What you will do:
Write out the records again, exactly, leaving none out.
--
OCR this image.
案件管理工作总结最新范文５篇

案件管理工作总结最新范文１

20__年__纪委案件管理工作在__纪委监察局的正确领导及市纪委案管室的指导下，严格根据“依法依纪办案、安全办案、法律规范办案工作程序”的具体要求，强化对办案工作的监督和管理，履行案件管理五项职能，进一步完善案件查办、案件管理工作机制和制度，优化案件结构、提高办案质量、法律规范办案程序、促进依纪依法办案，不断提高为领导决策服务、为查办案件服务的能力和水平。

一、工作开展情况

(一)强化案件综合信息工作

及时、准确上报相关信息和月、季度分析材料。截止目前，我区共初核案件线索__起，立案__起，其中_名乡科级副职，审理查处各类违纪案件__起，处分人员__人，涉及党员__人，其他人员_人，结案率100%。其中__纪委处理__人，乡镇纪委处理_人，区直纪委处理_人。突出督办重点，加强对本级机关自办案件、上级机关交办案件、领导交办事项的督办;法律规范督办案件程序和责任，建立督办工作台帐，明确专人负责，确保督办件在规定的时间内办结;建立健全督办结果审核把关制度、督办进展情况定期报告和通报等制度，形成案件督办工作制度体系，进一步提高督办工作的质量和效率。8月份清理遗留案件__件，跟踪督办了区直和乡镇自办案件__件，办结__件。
--
Solution:
OCR this image.
案件管理工作总结最新范文５篇

案件管理工作总结最新范文１

20__年__纪委案件管理工作在__纪委监察局的正确领导及市纪委案管室的指导下，严格根据“依法依纪办案、安全办案、法律规范办案工作程序”的具体要求，强化对办案工作的监督和管理，履行案件管理五项职能，进一步完善案件查办、案件管理工作机制和制度，优化案件结构、提高办案质量、法律规范办案程序、促进依纪依法办案，不断提高为领导决策服务、为查办案件服务的能力和水平。

一、工作开展情况

(一)强化案件综合信息工作

及时、准确上报相关信息和月、季度分析材料。截止目前，我区共初核案件线索__起，立案__起，其中_名乡科级副职，审理查处各类违纪案件__起，处分人员__人，涉及党员__人，其他人员_人，结案率100%。其中__纪委处理__人，乡镇纪委处理_人，区直纪委处理_人。突出督办重点，加强对本级机关自办案件、上级机关交办案件、领导交办事项的督办;法律规范督办案件程序和责任，建立督办工作台帐，明确专人负责，确保督办件在规定的时间内办结;建立健全督办结果审核把关制度、督办进展情况定期报告和通报等制度，形成案件督办工作制度体系，进一步提高督办工作的质量和效率。8月份清理遗留案件__件，跟踪督办了区直和乡镇自办案件__件，办结__件。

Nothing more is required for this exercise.